> _Aim_
Reproduce the data in its entirety, exactly as supplied.

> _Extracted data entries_
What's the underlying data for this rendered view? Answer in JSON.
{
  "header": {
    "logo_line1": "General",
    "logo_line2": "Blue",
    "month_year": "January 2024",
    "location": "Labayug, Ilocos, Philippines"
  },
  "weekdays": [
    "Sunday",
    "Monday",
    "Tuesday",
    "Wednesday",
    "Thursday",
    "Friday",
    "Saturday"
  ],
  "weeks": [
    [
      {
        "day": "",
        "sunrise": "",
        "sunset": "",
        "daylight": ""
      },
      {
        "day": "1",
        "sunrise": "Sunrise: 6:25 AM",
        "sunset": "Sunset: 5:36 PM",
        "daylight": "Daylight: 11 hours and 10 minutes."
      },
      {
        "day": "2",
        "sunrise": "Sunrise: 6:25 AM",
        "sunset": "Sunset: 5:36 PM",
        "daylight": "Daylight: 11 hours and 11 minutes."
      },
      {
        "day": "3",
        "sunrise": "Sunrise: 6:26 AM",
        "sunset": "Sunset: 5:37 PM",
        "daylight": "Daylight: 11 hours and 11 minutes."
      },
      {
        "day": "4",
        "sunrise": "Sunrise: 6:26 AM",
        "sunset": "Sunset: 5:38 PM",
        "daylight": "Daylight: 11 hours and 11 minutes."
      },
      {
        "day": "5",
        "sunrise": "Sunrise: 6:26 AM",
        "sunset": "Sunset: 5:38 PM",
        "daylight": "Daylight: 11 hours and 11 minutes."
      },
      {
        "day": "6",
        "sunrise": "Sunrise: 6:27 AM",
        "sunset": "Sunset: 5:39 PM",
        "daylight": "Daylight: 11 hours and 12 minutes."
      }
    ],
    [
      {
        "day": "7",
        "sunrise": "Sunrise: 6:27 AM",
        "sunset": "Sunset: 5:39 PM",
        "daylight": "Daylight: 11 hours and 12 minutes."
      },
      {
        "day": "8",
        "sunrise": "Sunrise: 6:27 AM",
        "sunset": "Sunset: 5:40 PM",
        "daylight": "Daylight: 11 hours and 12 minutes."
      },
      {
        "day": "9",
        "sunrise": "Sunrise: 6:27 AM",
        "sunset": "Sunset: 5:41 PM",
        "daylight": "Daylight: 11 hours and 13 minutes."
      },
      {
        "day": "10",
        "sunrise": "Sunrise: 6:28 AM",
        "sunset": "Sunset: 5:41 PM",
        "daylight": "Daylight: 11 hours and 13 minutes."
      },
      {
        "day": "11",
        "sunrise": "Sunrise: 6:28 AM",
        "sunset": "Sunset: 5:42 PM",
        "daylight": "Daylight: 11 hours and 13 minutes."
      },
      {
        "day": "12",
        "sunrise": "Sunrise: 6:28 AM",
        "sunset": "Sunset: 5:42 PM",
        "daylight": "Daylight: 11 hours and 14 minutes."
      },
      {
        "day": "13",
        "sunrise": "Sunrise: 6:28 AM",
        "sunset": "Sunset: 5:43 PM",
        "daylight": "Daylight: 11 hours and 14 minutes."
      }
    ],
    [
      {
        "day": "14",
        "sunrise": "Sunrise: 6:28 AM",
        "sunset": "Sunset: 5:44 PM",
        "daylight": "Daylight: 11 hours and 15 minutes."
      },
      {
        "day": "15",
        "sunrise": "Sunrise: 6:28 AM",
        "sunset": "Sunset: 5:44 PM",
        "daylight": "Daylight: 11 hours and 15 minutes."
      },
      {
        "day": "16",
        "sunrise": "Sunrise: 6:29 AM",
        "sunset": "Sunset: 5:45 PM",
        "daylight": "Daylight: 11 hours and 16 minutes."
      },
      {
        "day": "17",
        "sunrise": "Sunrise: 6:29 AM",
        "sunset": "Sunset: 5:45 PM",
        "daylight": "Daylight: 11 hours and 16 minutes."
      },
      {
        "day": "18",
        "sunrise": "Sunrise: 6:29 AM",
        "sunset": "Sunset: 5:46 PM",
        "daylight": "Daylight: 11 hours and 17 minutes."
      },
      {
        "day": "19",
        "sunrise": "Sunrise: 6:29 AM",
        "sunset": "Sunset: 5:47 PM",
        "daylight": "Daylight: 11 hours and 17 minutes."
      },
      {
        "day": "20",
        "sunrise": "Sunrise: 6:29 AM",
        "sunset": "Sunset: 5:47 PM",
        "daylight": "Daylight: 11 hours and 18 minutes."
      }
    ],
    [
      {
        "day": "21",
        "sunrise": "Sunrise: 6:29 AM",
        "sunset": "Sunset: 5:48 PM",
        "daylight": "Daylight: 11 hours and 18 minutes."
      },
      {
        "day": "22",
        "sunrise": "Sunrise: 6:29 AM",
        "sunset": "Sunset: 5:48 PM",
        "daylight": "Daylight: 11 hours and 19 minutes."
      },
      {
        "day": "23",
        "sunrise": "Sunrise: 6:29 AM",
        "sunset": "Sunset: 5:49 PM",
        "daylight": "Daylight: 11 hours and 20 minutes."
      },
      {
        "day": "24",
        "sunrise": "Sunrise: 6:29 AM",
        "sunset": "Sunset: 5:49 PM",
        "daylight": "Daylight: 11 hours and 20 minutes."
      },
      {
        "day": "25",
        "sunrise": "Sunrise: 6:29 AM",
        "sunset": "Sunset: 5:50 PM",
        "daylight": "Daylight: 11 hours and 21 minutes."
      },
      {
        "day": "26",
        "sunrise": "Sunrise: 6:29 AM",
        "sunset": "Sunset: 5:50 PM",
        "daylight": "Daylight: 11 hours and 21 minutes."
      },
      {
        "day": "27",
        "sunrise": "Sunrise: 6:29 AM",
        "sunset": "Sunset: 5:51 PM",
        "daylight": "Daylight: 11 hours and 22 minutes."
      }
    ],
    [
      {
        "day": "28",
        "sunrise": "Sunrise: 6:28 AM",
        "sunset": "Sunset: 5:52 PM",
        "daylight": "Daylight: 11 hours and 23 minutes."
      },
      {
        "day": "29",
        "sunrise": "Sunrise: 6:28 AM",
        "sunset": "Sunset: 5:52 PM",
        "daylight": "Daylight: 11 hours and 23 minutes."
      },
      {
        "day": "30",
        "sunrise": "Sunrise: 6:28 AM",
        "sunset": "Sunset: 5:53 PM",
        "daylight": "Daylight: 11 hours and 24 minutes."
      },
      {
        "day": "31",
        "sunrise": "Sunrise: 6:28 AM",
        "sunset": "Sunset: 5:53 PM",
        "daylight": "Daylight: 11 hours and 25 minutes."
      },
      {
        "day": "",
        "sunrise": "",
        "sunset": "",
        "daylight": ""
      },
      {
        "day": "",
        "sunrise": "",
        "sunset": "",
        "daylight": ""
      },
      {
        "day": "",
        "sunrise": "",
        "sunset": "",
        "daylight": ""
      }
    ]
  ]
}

> _Task answer_
What's the underlying data for this rendered view? Answer in JSON.
{
  "header": {
    "logo_line1": "General",
    "logo_line2": "Blue",
    "month_year": "January 2024",
    "location": "Labayug, Ilocos, Philippines"
  },
  "weekdays": [
    "Sunday",
    "Monday",
    "Tuesday",
    "Wednesday",
    "Thursday",
    "Friday",
    "Saturday"
  ],
  "weeks": [
    [
      {
        "day": "",
        "sunrise": "",
        "sunset": "",
        "daylight": ""
      },
      {
        "day": "1",
        "sunrise": "Sunrise: 6:25 AM",
        "sunset": "Sunset: 5:36 PM",
        "daylight": "Daylight: 11 hours and 10 minutes."
      },
      {
        "day": "2",
        "sunrise": "Sunrise: 6:25 AM",
        "sunset": "Sunset: 5:36 PM",
        "daylight": "Daylight: 11 hours and 11 minutes."
      },
      {
        "day": "3",
        "sunrise": "Sunrise: 6:26 AM",
        "sunset": "Sunset: 5:37 PM",
        "daylight": "Daylight: 11 hours and 11 minutes."
      },
      {
        "day": "4",
        "sunrise": "Sunrise: 6:26 AM",
        "sunset": "Sunset: 5:38 PM",
        "daylight": "Daylight: 11 hours and 11 minutes."
      },
      {
        "day": "5",
        "sunrise": "Sunrise: 6:26 AM",
        "sunset": "Sunset: 5:38 PM",
        "daylight": "Daylight: 11 hours and 11 minutes."
      },
      {
        "day": "6",
        "sunrise": "Sunrise: 6:27 AM",
        "sunset": "Sunset: 5:39 PM",
        "daylight": "Daylight: 11 hours and 12 minutes."
      }
    ],
    [
      {
        "day": "7",
        "sunrise": "Sunrise: 6:27 AM",
        "sunset": "Sunset: 5:39 PM",
        "daylight": "Daylight: 11 hours and 12 minutes."
      },
      {
        "day": "8",
        "sunrise": "Sunrise: 6:27 AM",
        "sunset": "Sunset: 5:40 PM",
        "daylight": "Daylight: 11 hours and 12 minutes."
      },
      {
        "day": "9",
        "sunrise": "Sunrise: 6:27 AM",
        "sunset": "Sunset: 5:41 PM",
        "daylight": "Daylight: 11 hours and 13 minutes."
      },
      {
        "day": "10",
        "sunrise": "Sunrise: 6:28 AM",
        "sunset": "Sunset: 5:41 PM",
        "daylight": "Daylight: 11 hours and 13 minutes."
      },
      {
        "day": "11",
        "sunrise": "Sunrise: 6:28 AM",
        "sunset": "Sunset: 5:42 PM",
        "daylight": "Daylight: 11 hours and 13 minutes."
      },
      {
        "day": "12",
        "sunrise": "Sunrise: 6:28 AM",
        "sunset": "Sunset: 5:42 PM",
        "daylight": "Daylight: 11 hours and 14 minutes."
      },
      {
        "day": "13",
        "sunrise": "Sunrise: 6:28 AM",
        "sunset": "Sunset: 5:43 PM",
        "daylight": "Daylight: 11 hours and 14 minutes."
      }
    ],
    [
      {
        "day": "14",
        "sunrise": "Sunrise: 6:28 AM",
        "sunset": "Sunset: 5:44 PM",
        "daylight": "Daylight: 11 hours and 15 minutes."
      },
      {
        "day": "15",
        "sunrise": "Sunrise: 6:28 AM",
        "sunset": "Sunset: 5:44 PM",
        "daylight": "Daylight: 11 hours and 15 minutes."
      },
      {
        "day": "16",
        "sunrise": "Sunrise: 6:29 AM",
        "sunset": "Sunset: 5:45 PM",
        "daylight": "Daylight: 11 hours and 16 minutes."
      },
      {
        "day": "17",
        "sunrise": "Sunrise: 6:29 AM",
        "sunset": "Sunset: 5:45 PM",
        "daylight": "Daylight: 11 hours and 16 minutes."
      },
      {
        "day": "18",
        "sunrise": "Sunrise: 6:29 AM",
        "sunset": "Sunset: 5:46 PM",
        "daylight": "Daylight: 11 hours and 17 minutes."
      },
      {
        "day": "19",
        "sunrise": "Sunrise: 6:29 AM",
        "sunset": "Sunset: 5:47 PM",
        "daylight": "Daylight: 11 hours and 17 minutes."
      },
      {
        "day": "20",
        "sunrise": "Sunrise: 6:29 AM",
        "sunset": "Sunset: 5:47 PM",
        "daylight": "Daylight: 11 hours and 18 minutes."
      }
    ],
    [
      {
        "day": "21",
        "sunrise": "Sunrise: 6:29 AM",
        "sunset": "Sunset: 5:48 PM",
        "daylight": "Daylight: 11 hours and 18 minutes."
      },
      {
        "day": "22",
        "sunrise": "Sunrise: 6:29 AM",
        "sunset": "Sunset: 5:48 PM",
        "daylight": "Daylight: 11 hours and 19 minutes."
      },
      {
        "day": "23",
        "sunrise": "Sunrise: 6:29 AM",
        "sunset": "Sunset: 5:49 PM",
        "daylight": "Daylight: 11 hours and 20 minutes."
      },
      {
        "day": "24",
        "sunrise": "Sunrise: 6:29 AM",
        "sunset": "Sunset: 5:49 PM",
        "daylight": "Daylight: 11 hours and 20 minutes."
      },
      {
        "day": "25",
        "sunrise": "Sunrise: 6:29 AM",
        "sunset": "Sunset: 5:50 PM",
        "daylight": "Daylight: 11 hours and 21 minutes."
      },
      {
        "day": "26",
        "sunrise": "Sunrise: 6:29 AM",
        "sunset": "Sunset: 5:50 PM",
        "daylight": "Daylight: 11 hours and 21 minutes."
      },
      {
        "day": "27",
        "sunrise": "Sunrise: 6:29 AM",
        "sunset": "Sunset: 5:51 PM",
        "daylight": "Daylight: 11 hours and 22 minutes."
      }
    ],
    [
      {
        "day": "28",
        "sunrise": "Sunrise: 6:28 AM",
        "sunset": "Sunset: 5:52 PM",
        "daylight": "Daylight: 11 hours and 23 minutes."
      },
      {
        "day": "29",
        "sunrise": "Sunrise: 6:28 AM",
        "sunset": "Sunset: 5:52 PM",
        "daylight": "Daylight: 11 hours and 23 minutes."
      },
      {
        "day": "30",
        "sunrise": "Sunrise: 6:28 AM",
        "sunset": "Sunset: 5:53 PM",
        "daylight": "Daylight: 11 hours and 24 minutes."
      },
      {
        "day": "31",
        "sunrise": "Sunrise: 6:28 AM",
        "sunset": "Sunset: 5:53 PM",
        "daylight": "Daylight: 11 hours and 25 minutes."
      },
      {
        "day": "",
        "sunrise": "",
        "sunset": "",
        "daylight": ""
      },
      {
        "day": "",
        "sunrise": "",
        "sunset": "",
        "daylight": ""
      },
      {
        "day": "",
        "sunrise": "",
        "sunset": "",
        "daylight": ""
      }
    ]
  ]
}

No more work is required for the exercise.